Instructions for the task: Repeat each entry as written, dropping any picture you find.

Figure contents as structured data:
►

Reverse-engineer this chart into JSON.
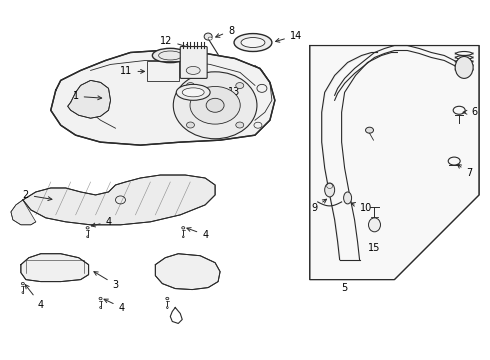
{
  "bg_color": "#ffffff",
  "line_color": "#2a2a2a",
  "label_color": "#000000",
  "fig_width": 4.9,
  "fig_height": 3.6,
  "dpi": 100
}
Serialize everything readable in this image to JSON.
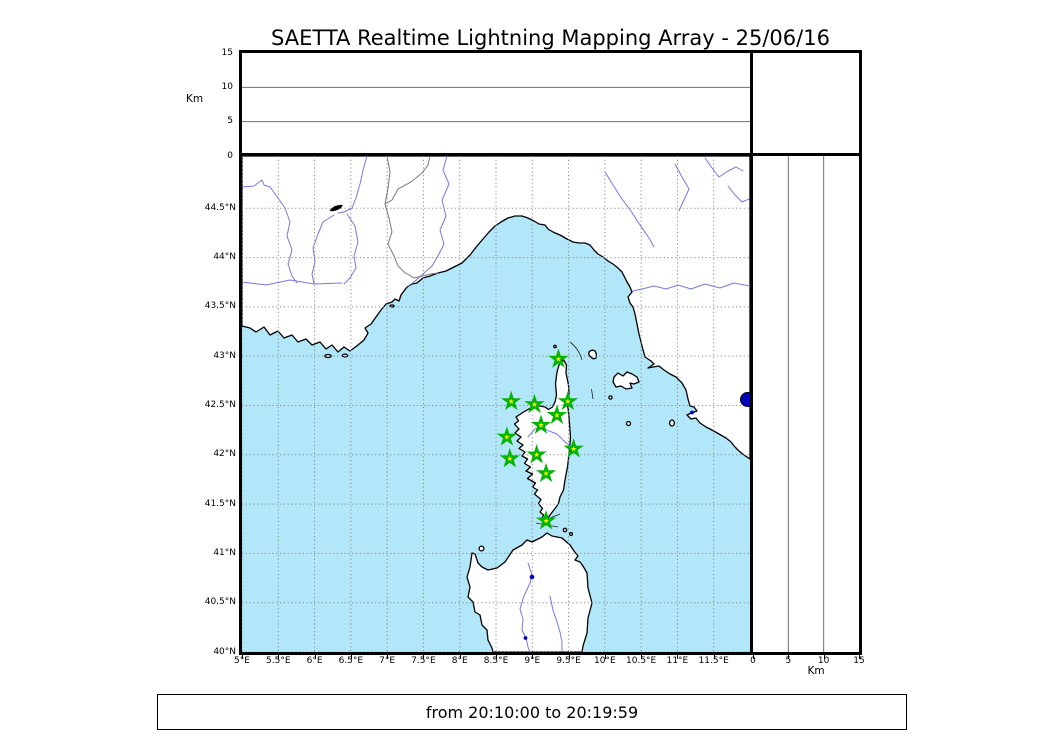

◄

Response:
Reverse-engineer this chart into JSON.
{
  "bg_color": "#ffffff",
  "line_color": "#2a2a2a",
  "label_color": "#000000",
  "fig_width": 4.9,
  "fig_height": 3.6,
  "dpi": 100
}
Serialize everything readable in this image to JSON.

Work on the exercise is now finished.